** Written instruction **
Retype the listing that follows, exactly as written.

(Dataset records)
--*--
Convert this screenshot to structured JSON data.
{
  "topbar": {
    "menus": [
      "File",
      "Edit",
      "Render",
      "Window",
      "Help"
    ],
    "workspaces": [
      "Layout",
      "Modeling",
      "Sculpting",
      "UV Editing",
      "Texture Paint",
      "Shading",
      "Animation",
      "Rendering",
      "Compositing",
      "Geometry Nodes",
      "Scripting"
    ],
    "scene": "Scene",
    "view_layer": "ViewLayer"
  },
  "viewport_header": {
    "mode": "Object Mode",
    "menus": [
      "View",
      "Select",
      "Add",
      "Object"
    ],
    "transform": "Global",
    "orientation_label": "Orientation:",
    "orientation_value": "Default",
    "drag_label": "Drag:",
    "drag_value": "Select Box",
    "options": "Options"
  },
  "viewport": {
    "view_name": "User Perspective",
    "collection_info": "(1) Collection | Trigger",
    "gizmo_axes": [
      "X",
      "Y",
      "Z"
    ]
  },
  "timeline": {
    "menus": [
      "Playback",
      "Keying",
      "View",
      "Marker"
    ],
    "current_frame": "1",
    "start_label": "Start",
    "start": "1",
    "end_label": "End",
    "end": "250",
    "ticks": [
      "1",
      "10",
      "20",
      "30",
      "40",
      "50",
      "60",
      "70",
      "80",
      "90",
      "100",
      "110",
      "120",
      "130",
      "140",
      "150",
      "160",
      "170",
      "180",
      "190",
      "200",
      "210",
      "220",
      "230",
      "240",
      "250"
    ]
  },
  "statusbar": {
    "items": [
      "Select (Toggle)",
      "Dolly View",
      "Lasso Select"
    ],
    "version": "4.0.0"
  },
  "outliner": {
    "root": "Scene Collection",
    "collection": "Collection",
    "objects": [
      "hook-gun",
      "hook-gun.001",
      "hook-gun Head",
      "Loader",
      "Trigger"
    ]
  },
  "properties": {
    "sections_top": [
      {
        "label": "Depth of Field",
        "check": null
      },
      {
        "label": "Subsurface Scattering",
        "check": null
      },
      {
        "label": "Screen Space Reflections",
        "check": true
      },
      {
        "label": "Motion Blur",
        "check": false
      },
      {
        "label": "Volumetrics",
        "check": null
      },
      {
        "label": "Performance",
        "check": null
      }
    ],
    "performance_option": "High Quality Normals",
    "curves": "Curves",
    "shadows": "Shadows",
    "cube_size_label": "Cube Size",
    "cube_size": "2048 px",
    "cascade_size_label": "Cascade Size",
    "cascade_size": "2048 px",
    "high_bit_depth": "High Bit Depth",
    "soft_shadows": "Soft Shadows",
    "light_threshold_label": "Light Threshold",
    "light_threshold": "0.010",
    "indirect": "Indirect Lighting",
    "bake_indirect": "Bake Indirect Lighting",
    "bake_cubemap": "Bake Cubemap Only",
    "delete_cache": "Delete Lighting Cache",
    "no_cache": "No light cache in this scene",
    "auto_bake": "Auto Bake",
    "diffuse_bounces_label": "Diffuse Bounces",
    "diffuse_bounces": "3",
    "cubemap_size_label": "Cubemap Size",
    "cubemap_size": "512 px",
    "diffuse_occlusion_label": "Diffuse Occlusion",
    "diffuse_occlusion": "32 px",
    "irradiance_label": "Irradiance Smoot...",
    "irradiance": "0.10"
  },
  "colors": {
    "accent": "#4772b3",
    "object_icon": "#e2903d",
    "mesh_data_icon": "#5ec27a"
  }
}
--*--
** Output for this exercise **
Convert this screenshot to structured JSON data.
{
  "topbar": {
    "menus": [
      "File",
      "Edit",
      "Render",
      "Window",
      "Help"
    ],
    "workspaces": [
      "Layout",
      "Modeling",
      "Sculpting",
      "UV Editing",
      "Texture Paint",
      "Shading",
      "Animation",
      "Rendering",
      "Compositing",
      "Geometry Nodes",
      "Scripting"
    ],
    "scene": "Scene",
    "view_layer": "ViewLayer"
  },
  "viewport_header": {
    "mode": "Object Mode",
    "menus": [
      "View",
      "Select",
      "Add",
      "Object"
    ],
    "transform": "Global",
    "orientation_label": "Orientation:",
    "orientation_value": "Default",
    "drag_label": "Drag:",
    "drag_value": "Select Box",
    "options": "Options"
  },
  "viewport": {
    "view_name": "User Perspective",
    "collection_info": "(1) Collection | Trigger",
    "gizmo_axes": [
      "X",
      "Y",
      "Z"
    ]
  },
  "timeline": {
    "menus": [
      "Playback",
      "Keying",
      "View",
      "Marker"
    ],
    "current_frame": "1",
    "start_label": "Start",
    "start": "1",
    "end_label": "End",
    "end": "250",
    "ticks": [
      "1",
      "10",
      "20",
      "30",
      "40",
      "50",
      "60",
      "70",
      "80",
      "90",
      "100",
      "110",
      "120",
      "130",
      "140",
      "150",
      "160",
      "170",
      "180",
      "190",
      "200",
      "210",
      "220",
      "230",
      "240",
      "250"
    ]
  },
  "statusbar": {
    "items": [
      "Select (Toggle)",
      "Dolly View",
      "Lasso Select"
    ],
    "version": "4.0.0"
  },
  "outliner": {
    "root": "Scene Collection",
    "collection": "Collection",
    "objects": [
      "hook-gun",
      "hook-gun.001",
      "hook-gun Head",
      "Loader",
      "Trigger"
    ]
  },
  "properties": {
    "sections_top": [
      {
        "label": "Depth of Field",
        "check": null
      },
      {
        "label": "Subsurface Scattering",
        "check": null
      },
      {
        "label": "Screen Space Reflections",
        "check": true
      },
      {
        "label": "Motion Blur",
        "check": false
      },
      {
        "label": "Volumetrics",
        "check": null
      },
      {
        "label": "Performance",
        "check": null
      }
    ],
    "performance_option": "High Quality Normals",
    "curves": "Curves",
    "shadows": "Shadows",
    "cube_size_label": "Cube Size",
    "cube_size": "2048 px",
    "cascade_size_label": "Cascade Size",
    "cascade_size": "2048 px",
    "high_bit_depth": "High Bit Depth",
    "soft_shadows": "Soft Shadows",
    "light_threshold_label": "Light Threshold",
    "light_threshold": "0.010",
    "indirect": "Indirect Lighting",
    "bake_indirect": "Bake Indirect Lighting",
    "bake_cubemap": "Bake Cubemap Only",
    "delete_cache": "Delete Lighting Cache",
    "no_cache": "No light cache in this scene",
    "auto_bake": "Auto Bake",
    "diffuse_bounces_label": "Diffuse Bounces",
    "diffuse_bounces": "3",
    "cubemap_size_label": "Cubemap Size",
    "cubemap_size": "512 px",
    "diffuse_occlusion_label": "Diffuse Occlusion",
    "diffuse_occlusion": "32 px",
    "irradiance_label": "Irradiance Smoot...",
    "irradiance": "0.10"
  },
  "colors": {
    "accent": "#4772b3",
    "object_icon": "#e2903d",
    "mesh_data_icon": "#5ec27a"
  }
}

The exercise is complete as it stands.